↓

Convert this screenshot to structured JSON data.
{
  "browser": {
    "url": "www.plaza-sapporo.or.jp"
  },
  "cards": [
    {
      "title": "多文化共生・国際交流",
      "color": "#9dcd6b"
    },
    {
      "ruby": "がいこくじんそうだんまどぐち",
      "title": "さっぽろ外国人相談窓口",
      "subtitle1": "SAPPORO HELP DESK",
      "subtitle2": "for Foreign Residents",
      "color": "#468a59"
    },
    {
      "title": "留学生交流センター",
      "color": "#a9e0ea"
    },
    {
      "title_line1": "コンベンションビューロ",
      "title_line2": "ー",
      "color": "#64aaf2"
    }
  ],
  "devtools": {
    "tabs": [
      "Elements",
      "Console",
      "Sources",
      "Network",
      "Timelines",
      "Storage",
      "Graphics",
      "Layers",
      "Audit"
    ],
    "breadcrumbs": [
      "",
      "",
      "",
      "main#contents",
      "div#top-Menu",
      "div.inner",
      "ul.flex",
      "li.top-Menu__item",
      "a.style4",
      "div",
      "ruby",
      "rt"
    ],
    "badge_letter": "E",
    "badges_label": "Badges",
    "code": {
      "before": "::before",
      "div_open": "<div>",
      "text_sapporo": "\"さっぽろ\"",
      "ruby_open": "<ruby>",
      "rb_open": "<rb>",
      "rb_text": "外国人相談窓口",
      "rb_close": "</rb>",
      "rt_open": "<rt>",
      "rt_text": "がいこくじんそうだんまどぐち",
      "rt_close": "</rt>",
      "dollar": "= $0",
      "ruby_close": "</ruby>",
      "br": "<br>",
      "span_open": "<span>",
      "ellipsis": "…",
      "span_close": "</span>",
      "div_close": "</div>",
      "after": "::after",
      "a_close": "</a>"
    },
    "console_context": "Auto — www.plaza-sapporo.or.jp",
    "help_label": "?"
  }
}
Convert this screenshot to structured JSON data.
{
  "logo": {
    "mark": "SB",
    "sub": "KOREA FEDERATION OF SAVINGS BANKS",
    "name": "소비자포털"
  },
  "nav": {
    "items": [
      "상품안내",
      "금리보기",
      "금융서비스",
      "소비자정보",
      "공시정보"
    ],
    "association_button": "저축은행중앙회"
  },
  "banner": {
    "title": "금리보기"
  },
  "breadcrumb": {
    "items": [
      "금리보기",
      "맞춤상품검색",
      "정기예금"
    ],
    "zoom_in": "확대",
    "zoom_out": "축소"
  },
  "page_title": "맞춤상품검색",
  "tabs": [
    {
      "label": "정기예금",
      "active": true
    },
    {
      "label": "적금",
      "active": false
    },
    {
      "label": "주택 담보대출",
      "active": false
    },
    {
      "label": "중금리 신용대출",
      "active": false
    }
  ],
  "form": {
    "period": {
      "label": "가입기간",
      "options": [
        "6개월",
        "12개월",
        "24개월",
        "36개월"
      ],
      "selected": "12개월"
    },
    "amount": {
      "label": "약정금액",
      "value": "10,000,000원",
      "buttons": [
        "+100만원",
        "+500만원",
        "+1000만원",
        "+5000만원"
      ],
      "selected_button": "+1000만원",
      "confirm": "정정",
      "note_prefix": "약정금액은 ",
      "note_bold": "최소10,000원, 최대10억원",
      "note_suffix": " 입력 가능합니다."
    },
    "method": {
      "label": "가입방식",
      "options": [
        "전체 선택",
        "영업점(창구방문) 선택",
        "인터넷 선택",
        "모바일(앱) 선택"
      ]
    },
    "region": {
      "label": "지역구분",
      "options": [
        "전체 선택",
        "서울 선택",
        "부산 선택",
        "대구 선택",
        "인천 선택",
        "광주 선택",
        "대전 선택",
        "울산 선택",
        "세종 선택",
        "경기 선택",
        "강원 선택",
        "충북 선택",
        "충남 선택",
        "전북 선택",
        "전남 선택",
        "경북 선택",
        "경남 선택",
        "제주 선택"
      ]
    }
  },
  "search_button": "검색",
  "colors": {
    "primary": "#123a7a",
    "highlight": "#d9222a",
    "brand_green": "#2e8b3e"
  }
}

↑

→ **REQUEST**
Could you transcribe the records in full, exactly?

→ **CORRECT RESPONSE**
Convert this screenshot to structured JSON data.
{
  "browser": {
    "url": "www.plaza-sapporo.or.jp"
  },
  "cards": [
    {
      "title": "多文化共生・国際交流",
      "color": "#9dcd6b"
    },
    {
      "ruby": "がいこくじんそうだんまどぐち",
      "title": "さっぽろ外国人相談窓口",
      "subtitle1": "SAPPORO HELP DESK",
      "subtitle2": "for Foreign Residents",
      "color": "#468a59"
    },
    {
      "title": "留学生交流センター",
      "color": "#a9e0ea"
    },
    {
      "title_line1": "コンベンションビューロ",
      "title_line2": "ー",
      "color": "#64aaf2"
    }
  ],
  "devtools": {
    "tabs": [
      "Elements",
      "Console",
      "Sources",
      "Network",
      "Timelines",
      "Storage",
      "Graphics",
      "Layers",
      "Audit"
    ],
    "breadcrumbs": [
      "",
      "",
      "",
      "main#contents",
      "div#top-Menu",
      "div.inner",
      "ul.flex",
      "li.top-Menu__item",
      "a.style4",
      "div",
      "ruby",
      "rt"
    ],
    "badge_letter": "E",
    "badges_label": "Badges",
    "code": {
      "before": "::before",
      "div_open": "<div>",
      "text_sapporo": "\"さっぽろ\"",
      "ruby_open": "<ruby>",
      "rb_open": "<rb>",
      "rb_text": "外国人相談窓口",
      "rb_close": "</rb>",
      "rt_open": "<rt>",
      "rt_text": "がいこくじんそうだんまどぐち",
      "rt_close": "</rt>",
      "dollar": "= $0",
      "ruby_close": "</ruby>",
      "br": "<br>",
      "span_open": "<span>",
      "ellipsis": "…",
      "span_close": "</span>",
      "div_close": "</div>",
      "after": "::after",
      "a_close": "</a>"
    },
    "console_context": "Auto — www.plaza-sapporo.or.jp",
    "help_label": "?"
  }
}
Convert this screenshot to structured JSON data.
{
  "logo": {
    "mark": "SB",
    "sub": "KOREA FEDERATION OF SAVINGS BANKS",
    "name": "소비자포털"
  },
  "nav": {
    "items": [
      "상품안내",
      "금리보기",
      "금융서비스",
      "소비자정보",
      "공시정보"
    ],
    "association_button": "저축은행중앙회"
  },
  "banner": {
    "title": "금리보기"
  },
  "breadcrumb": {
    "items": [
      "금리보기",
      "맞춤상품검색",
      "정기예금"
    ],
    "zoom_in": "확대",
    "zoom_out": "축소"
  },
  "page_title": "맞춤상품검색",
  "tabs": [
    {
      "label": "정기예금",
      "active": true
    },
    {
      "label": "적금",
      "active": false
    },
    {
      "label": "주택 담보대출",
      "active": false
    },
    {
      "label": "중금리 신용대출",
      "active": false
    }
  ],
  "form": {
    "period": {
      "label": "가입기간",
      "options": [
        "6개월",
        "12개월",
        "24개월",
        "36개월"
      ],
      "selected": "12개월"
    },
    "amount": {
      "label": "약정금액",
      "value": "10,000,000원",
      "buttons": [
        "+100만원",
        "+500만원",
        "+1000만원",
        "+5000만원"
      ],
      "selected_button": "+1000만원",
      "confirm": "정정",
      "note_prefix": "약정금액은 ",
      "note_bold": "최소10,000원, 최대10억원",
      "note_suffix": " 입력 가능합니다."
    },
    "method": {
      "label": "가입방식",
      "options": [
        "전체 선택",
        "영업점(창구방문) 선택",
        "인터넷 선택",
        "모바일(앱) 선택"
      ]
    },
    "region": {
      "label": "지역구분",
      "options": [
        "전체 선택",
        "서울 선택",
        "부산 선택",
        "대구 선택",
        "인천 선택",
        "광주 선택",
        "대전 선택",
        "울산 선택",
        "세종 선택",
        "경기 선택",
        "강원 선택",
        "충북 선택",
        "충남 선택",
        "전북 선택",
        "전남 선택",
        "경북 선택",
        "경남 선택",
        "제주 선택"
      ]
    }
  },
  "search_button": "검색",
  "colors": {
    "primary": "#123a7a",
    "highlight": "#d9222a",
    "brand_green": "#2e8b3e"
  }
}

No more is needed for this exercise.